— BEGIN DATA RECORDS —

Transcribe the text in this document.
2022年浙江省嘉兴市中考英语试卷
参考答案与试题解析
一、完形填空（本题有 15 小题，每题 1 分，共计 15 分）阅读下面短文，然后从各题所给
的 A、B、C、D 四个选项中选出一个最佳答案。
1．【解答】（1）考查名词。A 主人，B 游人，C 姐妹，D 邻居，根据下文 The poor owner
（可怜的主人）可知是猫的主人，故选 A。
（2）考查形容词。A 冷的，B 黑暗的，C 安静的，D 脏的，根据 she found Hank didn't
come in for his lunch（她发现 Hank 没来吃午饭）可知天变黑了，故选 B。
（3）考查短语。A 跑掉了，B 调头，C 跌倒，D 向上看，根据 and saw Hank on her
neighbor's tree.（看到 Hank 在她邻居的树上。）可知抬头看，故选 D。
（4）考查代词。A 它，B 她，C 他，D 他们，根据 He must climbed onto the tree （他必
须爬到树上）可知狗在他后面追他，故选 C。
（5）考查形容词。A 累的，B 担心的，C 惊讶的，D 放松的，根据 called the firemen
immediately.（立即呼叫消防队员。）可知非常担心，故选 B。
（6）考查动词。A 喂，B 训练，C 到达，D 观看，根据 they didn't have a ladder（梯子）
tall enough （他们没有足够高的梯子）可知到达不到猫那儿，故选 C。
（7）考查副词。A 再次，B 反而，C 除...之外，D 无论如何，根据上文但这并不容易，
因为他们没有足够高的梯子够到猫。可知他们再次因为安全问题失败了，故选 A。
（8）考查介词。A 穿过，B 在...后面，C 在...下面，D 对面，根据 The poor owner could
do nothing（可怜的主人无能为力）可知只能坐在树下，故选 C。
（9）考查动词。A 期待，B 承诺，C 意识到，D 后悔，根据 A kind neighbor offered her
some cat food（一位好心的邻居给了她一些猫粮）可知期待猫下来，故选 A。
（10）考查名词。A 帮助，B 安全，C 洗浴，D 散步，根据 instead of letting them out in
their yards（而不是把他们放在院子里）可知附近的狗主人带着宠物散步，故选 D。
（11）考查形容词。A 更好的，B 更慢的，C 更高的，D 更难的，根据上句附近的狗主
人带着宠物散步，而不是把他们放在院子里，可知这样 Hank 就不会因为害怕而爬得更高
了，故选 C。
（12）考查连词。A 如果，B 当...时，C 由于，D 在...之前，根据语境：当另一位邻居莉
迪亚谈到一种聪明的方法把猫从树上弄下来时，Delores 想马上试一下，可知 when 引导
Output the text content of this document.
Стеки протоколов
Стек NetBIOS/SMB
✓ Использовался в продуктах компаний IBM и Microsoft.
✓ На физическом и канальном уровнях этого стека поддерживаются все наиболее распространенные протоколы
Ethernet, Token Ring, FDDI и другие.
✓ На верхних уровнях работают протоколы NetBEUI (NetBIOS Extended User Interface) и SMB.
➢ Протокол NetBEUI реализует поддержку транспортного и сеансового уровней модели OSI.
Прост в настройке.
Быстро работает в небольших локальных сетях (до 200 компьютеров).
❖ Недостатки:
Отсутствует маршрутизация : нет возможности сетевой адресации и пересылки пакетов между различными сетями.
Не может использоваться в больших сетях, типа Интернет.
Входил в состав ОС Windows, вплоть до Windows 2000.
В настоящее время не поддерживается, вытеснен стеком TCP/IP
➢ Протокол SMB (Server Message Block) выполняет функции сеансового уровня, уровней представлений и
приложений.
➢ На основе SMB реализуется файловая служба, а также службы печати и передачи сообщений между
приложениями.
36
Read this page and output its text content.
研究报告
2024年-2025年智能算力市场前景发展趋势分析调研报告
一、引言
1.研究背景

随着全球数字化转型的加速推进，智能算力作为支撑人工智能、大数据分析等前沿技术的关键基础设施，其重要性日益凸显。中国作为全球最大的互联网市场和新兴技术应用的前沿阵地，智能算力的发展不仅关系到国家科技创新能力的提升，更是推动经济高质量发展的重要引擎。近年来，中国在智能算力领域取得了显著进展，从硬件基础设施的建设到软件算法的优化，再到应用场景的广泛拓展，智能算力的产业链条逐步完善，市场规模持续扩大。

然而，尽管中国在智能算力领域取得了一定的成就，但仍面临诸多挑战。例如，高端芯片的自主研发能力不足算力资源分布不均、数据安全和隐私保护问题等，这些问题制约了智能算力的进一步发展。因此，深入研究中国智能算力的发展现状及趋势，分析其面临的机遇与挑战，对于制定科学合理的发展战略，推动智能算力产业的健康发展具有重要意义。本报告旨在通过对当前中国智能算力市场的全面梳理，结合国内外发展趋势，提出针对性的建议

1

— END DATA RECORDS —

Write out every line of the data that holds the word "text".

RIGHT ANSWER:
Transcribe the text in this document.
Output the text content of this document.
Read this page and output its text content.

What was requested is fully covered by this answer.